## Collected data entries
** start **

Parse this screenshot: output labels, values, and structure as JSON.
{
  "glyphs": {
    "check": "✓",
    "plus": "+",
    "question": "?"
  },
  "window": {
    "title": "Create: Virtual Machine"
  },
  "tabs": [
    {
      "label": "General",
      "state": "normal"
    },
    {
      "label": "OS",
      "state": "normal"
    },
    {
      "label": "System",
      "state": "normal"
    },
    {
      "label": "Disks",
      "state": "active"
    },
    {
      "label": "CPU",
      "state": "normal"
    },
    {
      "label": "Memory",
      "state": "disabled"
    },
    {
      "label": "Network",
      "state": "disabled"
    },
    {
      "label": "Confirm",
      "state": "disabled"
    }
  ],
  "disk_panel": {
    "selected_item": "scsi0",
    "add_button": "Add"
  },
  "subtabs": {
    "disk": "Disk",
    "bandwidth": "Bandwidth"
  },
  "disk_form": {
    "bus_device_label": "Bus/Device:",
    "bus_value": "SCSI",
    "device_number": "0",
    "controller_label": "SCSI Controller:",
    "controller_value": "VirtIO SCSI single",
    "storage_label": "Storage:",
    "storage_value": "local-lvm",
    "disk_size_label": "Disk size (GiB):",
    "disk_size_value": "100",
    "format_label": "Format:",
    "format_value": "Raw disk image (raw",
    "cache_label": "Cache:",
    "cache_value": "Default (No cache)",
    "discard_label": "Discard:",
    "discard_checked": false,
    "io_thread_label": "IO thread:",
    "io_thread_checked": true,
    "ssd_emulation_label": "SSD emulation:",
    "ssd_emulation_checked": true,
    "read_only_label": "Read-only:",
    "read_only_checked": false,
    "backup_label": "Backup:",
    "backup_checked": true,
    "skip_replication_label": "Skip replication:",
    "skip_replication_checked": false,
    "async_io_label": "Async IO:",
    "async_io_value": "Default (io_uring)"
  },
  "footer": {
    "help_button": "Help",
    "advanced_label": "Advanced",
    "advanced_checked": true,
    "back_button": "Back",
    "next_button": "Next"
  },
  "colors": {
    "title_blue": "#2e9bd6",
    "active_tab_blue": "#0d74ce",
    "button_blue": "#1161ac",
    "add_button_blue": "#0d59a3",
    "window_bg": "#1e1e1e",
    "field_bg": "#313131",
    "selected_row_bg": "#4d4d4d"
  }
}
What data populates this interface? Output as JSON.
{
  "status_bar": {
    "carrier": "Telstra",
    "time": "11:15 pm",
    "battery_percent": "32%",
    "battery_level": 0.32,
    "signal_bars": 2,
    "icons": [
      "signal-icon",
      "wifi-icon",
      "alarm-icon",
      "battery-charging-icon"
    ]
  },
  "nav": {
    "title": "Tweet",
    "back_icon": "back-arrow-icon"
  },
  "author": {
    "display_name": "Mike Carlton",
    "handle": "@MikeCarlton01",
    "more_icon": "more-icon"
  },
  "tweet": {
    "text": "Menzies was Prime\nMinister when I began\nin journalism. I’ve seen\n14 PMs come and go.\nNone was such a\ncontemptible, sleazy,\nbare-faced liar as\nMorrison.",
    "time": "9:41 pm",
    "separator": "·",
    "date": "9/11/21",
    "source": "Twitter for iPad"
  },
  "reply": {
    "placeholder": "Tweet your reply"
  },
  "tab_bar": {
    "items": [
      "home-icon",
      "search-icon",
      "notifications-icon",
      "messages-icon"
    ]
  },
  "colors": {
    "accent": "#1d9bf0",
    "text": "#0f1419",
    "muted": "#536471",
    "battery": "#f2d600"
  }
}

** end **

Find every line above that contains the word "JSON", and return each one.

Parse this screenshot: output labels, values, and structure as JSON.
What data populates this interface? Output as JSON.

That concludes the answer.